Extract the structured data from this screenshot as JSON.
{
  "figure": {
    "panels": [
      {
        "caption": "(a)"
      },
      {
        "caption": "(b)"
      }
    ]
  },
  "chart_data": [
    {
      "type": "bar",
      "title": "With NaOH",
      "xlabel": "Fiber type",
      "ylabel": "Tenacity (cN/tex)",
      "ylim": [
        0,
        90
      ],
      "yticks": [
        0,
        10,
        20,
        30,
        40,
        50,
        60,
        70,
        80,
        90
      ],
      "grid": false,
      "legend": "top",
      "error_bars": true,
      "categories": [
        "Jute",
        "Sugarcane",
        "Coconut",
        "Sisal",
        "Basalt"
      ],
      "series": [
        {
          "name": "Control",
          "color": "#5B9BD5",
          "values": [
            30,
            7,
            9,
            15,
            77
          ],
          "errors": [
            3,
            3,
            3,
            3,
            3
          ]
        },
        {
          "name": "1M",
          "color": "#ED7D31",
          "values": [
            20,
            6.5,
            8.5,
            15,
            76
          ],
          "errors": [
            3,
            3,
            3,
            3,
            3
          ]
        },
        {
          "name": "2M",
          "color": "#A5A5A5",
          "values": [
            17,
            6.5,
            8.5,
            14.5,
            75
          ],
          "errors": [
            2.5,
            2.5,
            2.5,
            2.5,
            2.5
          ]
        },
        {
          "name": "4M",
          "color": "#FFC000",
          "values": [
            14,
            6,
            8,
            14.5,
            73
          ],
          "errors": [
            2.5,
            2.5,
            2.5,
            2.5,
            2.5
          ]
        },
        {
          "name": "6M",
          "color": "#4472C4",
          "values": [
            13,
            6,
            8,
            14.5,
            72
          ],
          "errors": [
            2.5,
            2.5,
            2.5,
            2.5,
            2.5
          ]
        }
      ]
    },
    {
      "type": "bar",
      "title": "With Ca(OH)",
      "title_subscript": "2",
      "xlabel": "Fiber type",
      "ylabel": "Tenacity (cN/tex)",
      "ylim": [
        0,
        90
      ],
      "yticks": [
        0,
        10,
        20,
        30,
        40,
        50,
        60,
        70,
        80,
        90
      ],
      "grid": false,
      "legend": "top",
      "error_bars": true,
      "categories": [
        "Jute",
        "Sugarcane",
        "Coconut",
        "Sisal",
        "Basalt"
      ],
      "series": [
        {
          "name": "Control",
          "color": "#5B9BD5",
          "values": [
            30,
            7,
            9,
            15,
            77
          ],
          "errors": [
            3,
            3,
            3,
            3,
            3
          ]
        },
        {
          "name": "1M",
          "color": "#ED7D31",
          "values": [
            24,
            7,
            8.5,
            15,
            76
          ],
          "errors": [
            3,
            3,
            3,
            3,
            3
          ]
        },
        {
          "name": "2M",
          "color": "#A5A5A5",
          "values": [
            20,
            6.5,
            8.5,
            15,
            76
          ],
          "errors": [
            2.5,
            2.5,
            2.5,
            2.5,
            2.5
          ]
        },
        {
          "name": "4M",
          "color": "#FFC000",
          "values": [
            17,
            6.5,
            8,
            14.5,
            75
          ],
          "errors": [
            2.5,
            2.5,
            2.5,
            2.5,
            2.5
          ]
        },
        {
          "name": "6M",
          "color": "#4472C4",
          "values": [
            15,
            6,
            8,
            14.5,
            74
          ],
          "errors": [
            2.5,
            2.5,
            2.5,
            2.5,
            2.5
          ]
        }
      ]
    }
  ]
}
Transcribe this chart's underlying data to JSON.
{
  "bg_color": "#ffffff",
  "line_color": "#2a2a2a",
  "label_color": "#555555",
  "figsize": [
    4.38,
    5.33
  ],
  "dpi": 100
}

● ● ● ● ● ● ●

WHAT NEEDS TO BE DONE: Quote every line of the data, word for word.

RESULT OF THIS EXERCISE:
Extract the structured data from this screenshot as JSON.
{
  "figure": {
    "panels": [
      {
        "caption": "(a)"
      },
      {
        "caption": "(b)"
      }
    ]
  },
  "chart_data": [
    {
      "type": "bar",
      "title": "With NaOH",
      "xlabel": "Fiber type",
      "ylabel": "Tenacity (cN/tex)",
      "ylim": [
        0,
        90
      ],
      "yticks": [
        0,
        10,
        20,
        30,
        40,
        50,
        60,
        70,
        80,
        90
      ],
      "grid": false,
      "legend": "top",
      "error_bars": true,
      "categories": [
        "Jute",
        "Sugarcane",
        "Coconut",
        "Sisal",
        "Basalt"
      ],
      "series": [
        {
          "name": "Control",
          "color": "#5B9BD5",
          "values": [
            30,
            7,
            9,
            15,
            77
          ],
          "errors": [
            3,
            3,
            3,
            3,
            3
          ]
        },
        {
          "name": "1M",
          "color": "#ED7D31",
          "values": [
            20,
            6.5,
            8.5,
            15,
            76
          ],
          "errors": [
            3,
            3,
            3,
            3,
            3
          ]
        },
        {
          "name": "2M",
          "color": "#A5A5A5",
          "values": [
            17,
            6.5,
            8.5,
            14.5,
            75
          ],
          "errors": [
            2.5,
            2.5,
            2.5,
            2.5,
            2.5
          ]
        },
        {
          "name": "4M",
          "color": "#FFC000",
          "values": [
            14,
            6,
            8,
            14.5,
            73
          ],
          "errors": [
            2.5,
            2.5,
            2.5,
            2.5,
            2.5
          ]
        },
        {
          "name": "6M",
          "color": "#4472C4",
          "values": [
            13,
            6,
            8,
            14.5,
            72
          ],
          "errors": [
            2.5,
            2.5,
            2.5,
            2.5,
            2.5
          ]
        }
      ]
    },
    {
      "type": "bar",
      "title": "With Ca(OH)",
      "title_subscript": "2",
      "xlabel": "Fiber type",
      "ylabel": "Tenacity (cN/tex)",
      "ylim": [
        0,
        90
      ],
      "yticks": [
        0,
        10,
        20,
        30,
        40,
        50,
        60,
        70,
        80,
        90
      ],
      "grid": false,
      "legend": "top",
      "error_bars": true,
      "categories": [
        "Jute",
        "Sugarcane",
        "Coconut",
        "Sisal",
        "Basalt"
      ],
      "series": [
        {
          "name": "Control",
          "color": "#5B9BD5",
          "values": [
            30,
            7,
            9,
            15,
            77
          ],
          "errors": [
            3,
            3,
            3,
            3,
            3
          ]
        },
        {
          "name": "1M",
          "color": "#ED7D31",
          "values": [
            24,
            7,
            8.5,
            15,
            76
          ],
          "errors": [
            3,
            3,
            3,
            3,
            3
          ]
        },
        {
          "name": "2M",
          "color": "#A5A5A5",
          "values": [
            20,
            6.5,
            8.5,
            15,
            76
          ],
          "errors": [
            2.5,
            2.5,
            2.5,
            2.5,
            2.5
          ]
        },
        {
          "name": "4M",
          "color": "#FFC000",
          "values": [
            17,
            6.5,
            8,
            14.5,
            75
          ],
          "errors": [
            2.5,
            2.5,
            2.5,
            2.5,
            2.5
          ]
        },
        {
          "name": "6M",
          "color": "#4472C4",
          "values": [
            15,
            6,
            8,
            14.5,
            74
          ],
          "errors": [
            2.5,
            2.5,
            2.5,
            2.5,
            2.5
          ]
        }
      ]
    }
  ]
}
Transcribe this chart's underlying data to JSON.
{
  "bg_color": "#ffffff",
  "line_color": "#2a2a2a",
  "label_color": "#555555",
  "figsize": [
    4.38,
    5.33
  ],
  "dpi": 100
}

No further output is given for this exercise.